Given request: Please reproduce the listing below line for line, keeping every character unchanged.

**** Input ****

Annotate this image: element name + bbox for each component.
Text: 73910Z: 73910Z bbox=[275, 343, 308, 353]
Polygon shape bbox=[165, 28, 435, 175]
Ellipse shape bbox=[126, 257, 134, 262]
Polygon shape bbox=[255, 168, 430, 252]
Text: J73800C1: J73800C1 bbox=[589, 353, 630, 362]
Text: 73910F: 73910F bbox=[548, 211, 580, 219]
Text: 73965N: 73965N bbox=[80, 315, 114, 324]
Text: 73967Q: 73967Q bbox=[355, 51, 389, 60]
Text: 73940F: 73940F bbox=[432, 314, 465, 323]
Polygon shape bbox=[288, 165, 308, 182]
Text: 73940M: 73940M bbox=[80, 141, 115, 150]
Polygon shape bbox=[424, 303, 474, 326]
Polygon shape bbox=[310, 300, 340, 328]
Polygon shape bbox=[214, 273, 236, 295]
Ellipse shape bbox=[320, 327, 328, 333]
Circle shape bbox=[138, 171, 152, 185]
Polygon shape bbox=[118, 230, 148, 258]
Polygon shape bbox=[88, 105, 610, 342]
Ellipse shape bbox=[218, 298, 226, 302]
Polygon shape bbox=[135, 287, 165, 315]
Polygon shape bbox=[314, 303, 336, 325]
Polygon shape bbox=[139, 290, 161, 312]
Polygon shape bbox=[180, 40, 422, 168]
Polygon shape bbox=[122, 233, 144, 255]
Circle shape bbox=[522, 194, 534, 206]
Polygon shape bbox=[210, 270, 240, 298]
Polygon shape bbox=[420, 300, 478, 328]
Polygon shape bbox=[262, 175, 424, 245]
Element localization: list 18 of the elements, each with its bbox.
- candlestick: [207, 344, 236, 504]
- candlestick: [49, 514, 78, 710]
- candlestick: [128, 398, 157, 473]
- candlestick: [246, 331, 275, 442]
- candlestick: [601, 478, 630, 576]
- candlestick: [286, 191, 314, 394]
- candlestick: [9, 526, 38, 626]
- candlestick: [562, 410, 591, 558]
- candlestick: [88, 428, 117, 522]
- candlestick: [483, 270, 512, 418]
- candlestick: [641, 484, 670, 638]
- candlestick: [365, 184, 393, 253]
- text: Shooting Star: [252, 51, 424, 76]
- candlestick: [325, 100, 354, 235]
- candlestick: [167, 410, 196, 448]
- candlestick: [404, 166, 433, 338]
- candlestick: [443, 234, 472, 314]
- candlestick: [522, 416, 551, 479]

****

Complete answer:
Annotate this image: element name + bbox for each component.
Text: 73910Z: 73910Z bbox=[275, 343, 308, 353]
Polygon shape bbox=[165, 28, 435, 175]
Ellipse shape bbox=[126, 257, 134, 262]
Polygon shape bbox=[255, 168, 430, 252]
Text: J73800C1: J73800C1 bbox=[589, 353, 630, 362]
Text: 73910F: 73910F bbox=[548, 211, 580, 219]
Text: 73965N: 73965N bbox=[80, 315, 114, 324]
Text: 73967Q: 73967Q bbox=[355, 51, 389, 60]
Text: 73940F: 73940F bbox=[432, 314, 465, 323]
Polygon shape bbox=[288, 165, 308, 182]
Text: 73940M: 73940M bbox=[80, 141, 115, 150]
Polygon shape bbox=[424, 303, 474, 326]
Polygon shape bbox=[310, 300, 340, 328]
Polygon shape bbox=[214, 273, 236, 295]
Ellipse shape bbox=[320, 327, 328, 333]
Circle shape bbox=[138, 171, 152, 185]
Polygon shape bbox=[118, 230, 148, 258]
Polygon shape bbox=[88, 105, 610, 342]
Ellipse shape bbox=[218, 298, 226, 302]
Polygon shape bbox=[135, 287, 165, 315]
Polygon shape bbox=[314, 303, 336, 325]
Polygon shape bbox=[139, 290, 161, 312]
Polygon shape bbox=[180, 40, 422, 168]
Polygon shape bbox=[122, 233, 144, 255]
Circle shape bbox=[522, 194, 534, 206]
Polygon shape bbox=[210, 270, 240, 298]
Polygon shape bbox=[420, 300, 478, 328]
Polygon shape bbox=[262, 175, 424, 245]
Element localization: list 18 of the elements, each with its bbox.
- candlestick: [207, 344, 236, 504]
- candlestick: [49, 514, 78, 710]
- candlestick: [128, 398, 157, 473]
- candlestick: [246, 331, 275, 442]
- candlestick: [601, 478, 630, 576]
- candlestick: [286, 191, 314, 394]
- candlestick: [9, 526, 38, 626]
- candlestick: [562, 410, 591, 558]
- candlestick: [88, 428, 117, 522]
- candlestick: [483, 270, 512, 418]
- candlestick: [641, 484, 670, 638]
- candlestick: [365, 184, 393, 253]
- text: Shooting Star: [252, 51, 424, 76]
- candlestick: [325, 100, 354, 235]
- candlestick: [167, 410, 196, 448]
- candlestick: [404, 166, 433, 338]
- candlestick: [443, 234, 472, 314]
- candlestick: [522, 416, 551, 479]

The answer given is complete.